Challenge
Copy the full set of lines exactly as given.

* * *

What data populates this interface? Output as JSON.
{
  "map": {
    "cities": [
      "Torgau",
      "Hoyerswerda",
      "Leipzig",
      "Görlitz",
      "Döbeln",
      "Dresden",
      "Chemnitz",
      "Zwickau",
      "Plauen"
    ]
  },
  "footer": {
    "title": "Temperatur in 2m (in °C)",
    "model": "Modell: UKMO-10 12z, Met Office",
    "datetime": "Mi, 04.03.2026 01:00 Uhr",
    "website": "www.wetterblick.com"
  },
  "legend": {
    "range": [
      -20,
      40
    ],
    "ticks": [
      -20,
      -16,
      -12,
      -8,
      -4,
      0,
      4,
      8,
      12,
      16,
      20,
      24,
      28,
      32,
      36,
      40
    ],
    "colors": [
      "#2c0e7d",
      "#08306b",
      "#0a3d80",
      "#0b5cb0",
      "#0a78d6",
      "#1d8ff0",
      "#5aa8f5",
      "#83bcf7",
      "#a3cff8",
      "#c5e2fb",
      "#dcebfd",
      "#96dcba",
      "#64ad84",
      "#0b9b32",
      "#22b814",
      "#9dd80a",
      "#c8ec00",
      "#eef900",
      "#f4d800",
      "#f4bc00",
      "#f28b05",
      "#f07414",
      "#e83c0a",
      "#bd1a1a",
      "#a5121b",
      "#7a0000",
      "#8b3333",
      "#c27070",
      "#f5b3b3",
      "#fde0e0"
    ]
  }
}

* * *

Solved problem
What data populates this interface? Output as JSON.
{
  "map": {
    "cities": [
      "Torgau",
      "Hoyerswerda",
      "Leipzig",
      "Görlitz",
      "Döbeln",
      "Dresden",
      "Chemnitz",
      "Zwickau",
      "Plauen"
    ]
  },
  "footer": {
    "title": "Temperatur in 2m (in °C)",
    "model": "Modell: UKMO-10 12z, Met Office",
    "datetime": "Mi, 04.03.2026 01:00 Uhr",
    "website": "www.wetterblick.com"
  },
  "legend": {
    "range": [
      -20,
      40
    ],
    "ticks": [
      -20,
      -16,
      -12,
      -8,
      -4,
      0,
      4,
      8,
      12,
      16,
      20,
      24,
      28,
      32,
      36,
      40
    ],
    "colors": [
      "#2c0e7d",
      "#08306b",
      "#0a3d80",
      "#0b5cb0",
      "#0a78d6",
      "#1d8ff0",
      "#5aa8f5",
      "#83bcf7",
      "#a3cff8",
      "#c5e2fb",
      "#dcebfd",
      "#96dcba",
      "#64ad84",
      "#0b9b32",
      "#22b814",
      "#9dd80a",
      "#c8ec00",
      "#eef900",
      "#f4d800",
      "#f4bc00",
      "#f28b05",
      "#f07414",
      "#e83c0a",
      "#bd1a1a",
      "#a5121b",
      "#7a0000",
      "#8b3333",
      "#c27070",
      "#f5b3b3",
      "#fde0e0"
    ]
  }
}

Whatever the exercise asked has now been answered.